→ Problem requirements
Please quote every line word for word.
— START OF Stored rows —
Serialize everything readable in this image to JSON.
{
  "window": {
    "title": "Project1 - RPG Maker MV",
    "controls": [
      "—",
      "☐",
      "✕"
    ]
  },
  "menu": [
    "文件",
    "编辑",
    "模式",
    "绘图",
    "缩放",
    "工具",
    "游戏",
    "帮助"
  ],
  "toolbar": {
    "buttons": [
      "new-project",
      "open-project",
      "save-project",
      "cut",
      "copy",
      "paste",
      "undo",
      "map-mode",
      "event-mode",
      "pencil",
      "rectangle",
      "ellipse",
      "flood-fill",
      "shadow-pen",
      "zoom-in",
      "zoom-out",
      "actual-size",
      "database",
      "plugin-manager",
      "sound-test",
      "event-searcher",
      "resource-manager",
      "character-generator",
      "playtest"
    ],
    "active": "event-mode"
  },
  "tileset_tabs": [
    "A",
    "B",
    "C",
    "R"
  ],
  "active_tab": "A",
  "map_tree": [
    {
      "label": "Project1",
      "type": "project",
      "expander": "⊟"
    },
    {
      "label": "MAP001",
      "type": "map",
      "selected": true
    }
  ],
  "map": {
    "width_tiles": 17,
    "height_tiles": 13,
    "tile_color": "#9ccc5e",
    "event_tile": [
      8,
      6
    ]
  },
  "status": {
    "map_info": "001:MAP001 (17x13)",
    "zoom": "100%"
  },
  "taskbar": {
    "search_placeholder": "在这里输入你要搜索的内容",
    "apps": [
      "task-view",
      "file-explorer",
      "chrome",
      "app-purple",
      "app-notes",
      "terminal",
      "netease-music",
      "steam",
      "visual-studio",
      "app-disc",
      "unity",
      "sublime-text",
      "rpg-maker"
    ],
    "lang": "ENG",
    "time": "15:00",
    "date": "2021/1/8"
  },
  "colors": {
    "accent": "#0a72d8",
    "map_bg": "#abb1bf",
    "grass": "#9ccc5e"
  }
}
— END OF Stored rows —
→ Result for this task
Serialize everything readable in this image to JSON.
{
  "window": {
    "title": "Project1 - RPG Maker MV",
    "controls": [
      "—",
      "☐",
      "✕"
    ]
  },
  "menu": [
    "文件",
    "编辑",
    "模式",
    "绘图",
    "缩放",
    "工具",
    "游戏",
    "帮助"
  ],
  "toolbar": {
    "buttons": [
      "new-project",
      "open-project",
      "save-project",
      "cut",
      "copy",
      "paste",
      "undo",
      "map-mode",
      "event-mode",
      "pencil",
      "rectangle",
      "ellipse",
      "flood-fill",
      "shadow-pen",
      "zoom-in",
      "zoom-out",
      "actual-size",
      "database",
      "plugin-manager",
      "sound-test",
      "event-searcher",
      "resource-manager",
      "character-generator",
      "playtest"
    ],
    "active": "event-mode"
  },
  "tileset_tabs": [
    "A",
    "B",
    "C",
    "R"
  ],
  "active_tab": "A",
  "map_tree": [
    {
      "label": "Project1",
      "type": "project",
      "expander": "⊟"
    },
    {
      "label": "MAP001",
      "type": "map",
      "selected": true
    }
  ],
  "map": {
    "width_tiles": 17,
    "height_tiles": 13,
    "tile_color": "#9ccc5e",
    "event_tile": [
      8,
      6
    ]
  },
  "status": {
    "map_info": "001:MAP001 (17x13)",
    "zoom": "100%"
  },
  "taskbar": {
    "search_placeholder": "在这里输入你要搜索的内容",
    "apps": [
      "task-view",
      "file-explorer",
      "chrome",
      "app-purple",
      "app-notes",
      "terminal",
      "netease-music",
      "steam",
      "visual-studio",
      "app-disc",
      "unity",
      "sublime-text",
      "rpg-maker"
    ],
    "lang": "ENG",
    "time": "15:00",
    "date": "2021/1/8"
  },
  "colors": {
    "accent": "#0a72d8",
    "map_bg": "#abb1bf",
    "grass": "#9ccc5e"
  }
}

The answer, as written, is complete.